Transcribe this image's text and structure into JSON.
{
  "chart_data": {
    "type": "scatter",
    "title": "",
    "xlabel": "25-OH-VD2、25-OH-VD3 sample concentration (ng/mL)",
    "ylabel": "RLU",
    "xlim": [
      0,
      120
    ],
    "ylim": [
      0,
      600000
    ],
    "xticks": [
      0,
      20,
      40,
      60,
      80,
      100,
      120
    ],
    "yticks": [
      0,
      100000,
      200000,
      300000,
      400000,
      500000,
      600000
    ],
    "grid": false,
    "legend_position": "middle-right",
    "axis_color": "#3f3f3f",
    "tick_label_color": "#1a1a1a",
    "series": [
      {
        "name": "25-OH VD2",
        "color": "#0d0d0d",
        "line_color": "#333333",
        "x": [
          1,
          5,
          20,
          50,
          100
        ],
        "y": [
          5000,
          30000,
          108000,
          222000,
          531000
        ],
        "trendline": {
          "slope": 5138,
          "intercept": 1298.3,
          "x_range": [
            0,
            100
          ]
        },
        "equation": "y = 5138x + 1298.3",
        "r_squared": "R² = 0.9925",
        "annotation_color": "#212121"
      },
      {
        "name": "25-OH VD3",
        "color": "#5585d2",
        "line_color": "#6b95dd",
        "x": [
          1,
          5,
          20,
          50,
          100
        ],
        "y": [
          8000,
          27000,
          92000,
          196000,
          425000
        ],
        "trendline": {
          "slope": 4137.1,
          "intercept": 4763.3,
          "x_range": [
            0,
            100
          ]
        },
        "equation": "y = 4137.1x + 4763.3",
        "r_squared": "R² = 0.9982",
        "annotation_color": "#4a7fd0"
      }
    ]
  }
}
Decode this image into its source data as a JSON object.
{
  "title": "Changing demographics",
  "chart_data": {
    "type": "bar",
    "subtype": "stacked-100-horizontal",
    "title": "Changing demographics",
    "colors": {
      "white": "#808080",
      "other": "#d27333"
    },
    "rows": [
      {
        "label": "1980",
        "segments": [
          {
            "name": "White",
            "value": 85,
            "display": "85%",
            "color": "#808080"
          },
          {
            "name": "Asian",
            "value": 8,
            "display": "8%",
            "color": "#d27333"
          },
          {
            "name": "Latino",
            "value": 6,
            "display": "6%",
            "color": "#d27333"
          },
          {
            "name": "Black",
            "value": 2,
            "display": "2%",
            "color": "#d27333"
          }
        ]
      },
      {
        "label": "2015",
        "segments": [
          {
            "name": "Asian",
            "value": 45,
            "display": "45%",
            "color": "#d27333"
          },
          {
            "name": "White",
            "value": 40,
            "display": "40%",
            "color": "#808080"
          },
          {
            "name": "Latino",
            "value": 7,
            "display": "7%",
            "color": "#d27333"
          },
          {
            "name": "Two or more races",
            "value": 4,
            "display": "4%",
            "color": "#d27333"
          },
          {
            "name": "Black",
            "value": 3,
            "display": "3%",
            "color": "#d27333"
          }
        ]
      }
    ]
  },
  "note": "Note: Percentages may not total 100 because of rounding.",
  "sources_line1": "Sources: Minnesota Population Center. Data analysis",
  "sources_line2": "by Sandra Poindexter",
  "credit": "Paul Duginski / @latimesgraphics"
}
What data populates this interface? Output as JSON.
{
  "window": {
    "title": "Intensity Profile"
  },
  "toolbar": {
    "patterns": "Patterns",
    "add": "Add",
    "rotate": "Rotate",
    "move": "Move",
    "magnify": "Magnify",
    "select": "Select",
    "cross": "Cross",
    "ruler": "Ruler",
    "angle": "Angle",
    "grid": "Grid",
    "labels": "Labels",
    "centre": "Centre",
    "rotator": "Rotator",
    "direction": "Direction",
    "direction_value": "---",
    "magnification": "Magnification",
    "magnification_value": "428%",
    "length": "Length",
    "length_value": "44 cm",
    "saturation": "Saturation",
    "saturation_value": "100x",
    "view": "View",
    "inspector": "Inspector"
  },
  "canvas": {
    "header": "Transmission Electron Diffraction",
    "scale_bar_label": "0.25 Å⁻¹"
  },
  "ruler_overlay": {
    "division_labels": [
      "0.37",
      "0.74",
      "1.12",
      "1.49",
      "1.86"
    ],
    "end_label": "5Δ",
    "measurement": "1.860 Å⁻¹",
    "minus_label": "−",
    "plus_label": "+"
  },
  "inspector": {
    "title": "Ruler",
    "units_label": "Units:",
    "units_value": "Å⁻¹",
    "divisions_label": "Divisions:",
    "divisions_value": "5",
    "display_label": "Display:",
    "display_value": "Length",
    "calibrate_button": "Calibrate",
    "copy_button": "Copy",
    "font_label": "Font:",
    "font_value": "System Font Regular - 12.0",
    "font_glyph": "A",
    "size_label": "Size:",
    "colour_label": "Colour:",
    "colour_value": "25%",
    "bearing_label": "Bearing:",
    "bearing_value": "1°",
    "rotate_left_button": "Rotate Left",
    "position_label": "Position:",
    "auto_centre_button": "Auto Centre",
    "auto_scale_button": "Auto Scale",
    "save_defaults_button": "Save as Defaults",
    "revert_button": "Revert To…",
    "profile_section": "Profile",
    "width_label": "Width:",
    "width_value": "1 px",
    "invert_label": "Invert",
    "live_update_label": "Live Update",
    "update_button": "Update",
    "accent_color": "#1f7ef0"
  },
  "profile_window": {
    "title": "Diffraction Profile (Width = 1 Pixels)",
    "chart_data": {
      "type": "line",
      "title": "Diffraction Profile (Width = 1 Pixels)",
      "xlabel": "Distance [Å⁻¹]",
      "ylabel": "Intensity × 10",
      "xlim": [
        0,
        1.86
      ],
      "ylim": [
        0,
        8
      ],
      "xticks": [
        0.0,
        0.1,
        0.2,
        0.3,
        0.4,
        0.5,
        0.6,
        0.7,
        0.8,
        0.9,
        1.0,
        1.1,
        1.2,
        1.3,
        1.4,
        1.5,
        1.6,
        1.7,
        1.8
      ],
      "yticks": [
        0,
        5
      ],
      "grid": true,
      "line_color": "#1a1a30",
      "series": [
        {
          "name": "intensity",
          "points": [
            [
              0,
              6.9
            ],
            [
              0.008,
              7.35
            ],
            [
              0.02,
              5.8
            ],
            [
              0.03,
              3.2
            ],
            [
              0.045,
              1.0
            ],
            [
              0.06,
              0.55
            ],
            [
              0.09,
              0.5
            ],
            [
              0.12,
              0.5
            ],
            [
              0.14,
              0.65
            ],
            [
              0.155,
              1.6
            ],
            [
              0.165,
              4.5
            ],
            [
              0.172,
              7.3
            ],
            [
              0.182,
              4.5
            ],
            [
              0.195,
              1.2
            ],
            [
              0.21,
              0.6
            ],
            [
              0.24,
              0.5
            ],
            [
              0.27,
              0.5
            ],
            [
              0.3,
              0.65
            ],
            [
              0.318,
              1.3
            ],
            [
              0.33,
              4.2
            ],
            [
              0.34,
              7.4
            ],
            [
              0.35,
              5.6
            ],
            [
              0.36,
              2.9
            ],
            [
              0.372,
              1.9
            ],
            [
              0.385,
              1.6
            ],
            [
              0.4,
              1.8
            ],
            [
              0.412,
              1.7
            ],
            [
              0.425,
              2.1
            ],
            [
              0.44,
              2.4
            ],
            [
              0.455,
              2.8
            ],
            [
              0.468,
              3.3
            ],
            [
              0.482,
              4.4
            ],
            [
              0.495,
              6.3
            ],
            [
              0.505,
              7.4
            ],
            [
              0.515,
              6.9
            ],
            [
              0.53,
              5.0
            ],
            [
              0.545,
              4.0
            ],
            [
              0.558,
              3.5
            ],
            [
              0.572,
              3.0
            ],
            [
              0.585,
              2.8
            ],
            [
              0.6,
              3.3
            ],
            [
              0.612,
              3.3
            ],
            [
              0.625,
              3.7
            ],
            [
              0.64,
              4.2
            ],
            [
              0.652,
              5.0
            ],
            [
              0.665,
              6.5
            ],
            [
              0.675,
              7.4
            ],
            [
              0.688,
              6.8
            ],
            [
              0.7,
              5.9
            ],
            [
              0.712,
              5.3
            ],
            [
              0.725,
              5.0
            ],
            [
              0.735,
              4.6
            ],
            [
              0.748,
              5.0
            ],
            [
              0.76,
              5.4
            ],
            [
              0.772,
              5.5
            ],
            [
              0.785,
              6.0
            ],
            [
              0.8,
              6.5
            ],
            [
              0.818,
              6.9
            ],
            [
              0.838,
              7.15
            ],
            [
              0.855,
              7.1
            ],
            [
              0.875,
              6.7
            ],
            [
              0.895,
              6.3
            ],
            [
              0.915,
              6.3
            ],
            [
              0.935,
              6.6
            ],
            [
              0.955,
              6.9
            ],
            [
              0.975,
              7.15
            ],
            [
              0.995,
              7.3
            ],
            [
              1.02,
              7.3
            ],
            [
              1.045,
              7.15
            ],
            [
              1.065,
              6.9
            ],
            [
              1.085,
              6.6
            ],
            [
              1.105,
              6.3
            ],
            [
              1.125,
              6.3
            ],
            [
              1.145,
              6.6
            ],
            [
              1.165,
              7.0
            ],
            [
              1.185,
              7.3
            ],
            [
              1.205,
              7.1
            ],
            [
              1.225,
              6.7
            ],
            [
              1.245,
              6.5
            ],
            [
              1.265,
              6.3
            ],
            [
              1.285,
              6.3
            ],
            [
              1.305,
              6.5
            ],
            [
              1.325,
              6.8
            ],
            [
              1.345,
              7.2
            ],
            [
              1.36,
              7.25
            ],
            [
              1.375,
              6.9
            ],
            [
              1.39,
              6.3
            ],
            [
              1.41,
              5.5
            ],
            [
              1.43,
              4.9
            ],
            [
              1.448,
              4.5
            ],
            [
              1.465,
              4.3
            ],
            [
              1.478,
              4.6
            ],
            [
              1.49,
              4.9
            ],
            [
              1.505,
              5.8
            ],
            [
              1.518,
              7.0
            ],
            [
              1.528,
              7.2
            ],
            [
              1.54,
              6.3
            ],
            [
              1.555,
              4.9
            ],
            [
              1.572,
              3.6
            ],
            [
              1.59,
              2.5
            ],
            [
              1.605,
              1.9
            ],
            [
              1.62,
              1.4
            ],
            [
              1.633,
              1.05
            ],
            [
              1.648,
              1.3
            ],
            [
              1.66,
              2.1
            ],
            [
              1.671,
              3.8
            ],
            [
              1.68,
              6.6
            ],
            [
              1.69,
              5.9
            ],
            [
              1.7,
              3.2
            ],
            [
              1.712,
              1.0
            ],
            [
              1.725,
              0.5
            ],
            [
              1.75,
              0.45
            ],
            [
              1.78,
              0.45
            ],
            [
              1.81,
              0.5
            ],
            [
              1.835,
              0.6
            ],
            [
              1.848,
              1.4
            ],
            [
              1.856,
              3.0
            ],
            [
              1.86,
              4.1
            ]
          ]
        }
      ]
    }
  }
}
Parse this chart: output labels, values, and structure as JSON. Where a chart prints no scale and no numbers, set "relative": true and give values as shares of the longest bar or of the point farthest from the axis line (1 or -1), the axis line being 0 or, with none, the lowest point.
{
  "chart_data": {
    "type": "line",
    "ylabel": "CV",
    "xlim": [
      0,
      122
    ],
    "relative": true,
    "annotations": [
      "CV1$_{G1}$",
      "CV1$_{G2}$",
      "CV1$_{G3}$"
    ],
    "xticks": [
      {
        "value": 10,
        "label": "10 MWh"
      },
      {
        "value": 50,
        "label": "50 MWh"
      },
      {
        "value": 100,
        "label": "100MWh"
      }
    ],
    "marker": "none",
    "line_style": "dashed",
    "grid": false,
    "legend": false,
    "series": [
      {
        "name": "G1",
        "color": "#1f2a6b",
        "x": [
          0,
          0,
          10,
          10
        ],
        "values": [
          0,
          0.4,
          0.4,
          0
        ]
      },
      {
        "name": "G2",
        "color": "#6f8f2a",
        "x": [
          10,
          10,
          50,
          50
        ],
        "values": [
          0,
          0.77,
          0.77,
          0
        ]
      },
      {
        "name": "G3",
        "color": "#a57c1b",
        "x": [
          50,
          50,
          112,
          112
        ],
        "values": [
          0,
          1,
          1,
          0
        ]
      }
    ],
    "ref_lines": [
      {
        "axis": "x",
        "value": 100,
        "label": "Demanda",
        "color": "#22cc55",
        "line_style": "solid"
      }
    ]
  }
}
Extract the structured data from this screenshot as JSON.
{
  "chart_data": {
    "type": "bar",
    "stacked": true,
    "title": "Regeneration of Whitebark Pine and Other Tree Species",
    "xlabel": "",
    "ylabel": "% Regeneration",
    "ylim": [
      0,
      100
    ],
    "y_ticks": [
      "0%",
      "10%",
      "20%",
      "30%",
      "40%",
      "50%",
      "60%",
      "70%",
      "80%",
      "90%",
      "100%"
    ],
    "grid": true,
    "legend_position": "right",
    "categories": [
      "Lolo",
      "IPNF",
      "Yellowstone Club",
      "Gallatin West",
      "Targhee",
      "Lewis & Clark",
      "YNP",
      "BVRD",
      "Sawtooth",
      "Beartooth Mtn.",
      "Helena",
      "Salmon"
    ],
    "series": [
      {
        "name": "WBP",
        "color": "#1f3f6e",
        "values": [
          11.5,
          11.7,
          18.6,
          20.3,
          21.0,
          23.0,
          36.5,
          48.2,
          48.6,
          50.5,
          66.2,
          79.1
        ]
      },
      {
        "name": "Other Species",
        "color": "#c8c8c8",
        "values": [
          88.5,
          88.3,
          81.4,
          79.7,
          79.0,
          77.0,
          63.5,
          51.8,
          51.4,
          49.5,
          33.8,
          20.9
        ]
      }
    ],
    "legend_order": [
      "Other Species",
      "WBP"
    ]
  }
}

_What is required_: Filter the entries and copy out every line with the word "true".

_Correct answer_:
      "grid": true,
Parse this chart: output labels, values, and structure as JSON. Where a chart prints no scale and no numbers, set "relative": true and give values as shares of the longest bar or of the point farthest from the axis line (1 or -1), the axis line being 0 or, with none, the lowest point.
    "relative": true,
    "stacked": true,
    "grid": true,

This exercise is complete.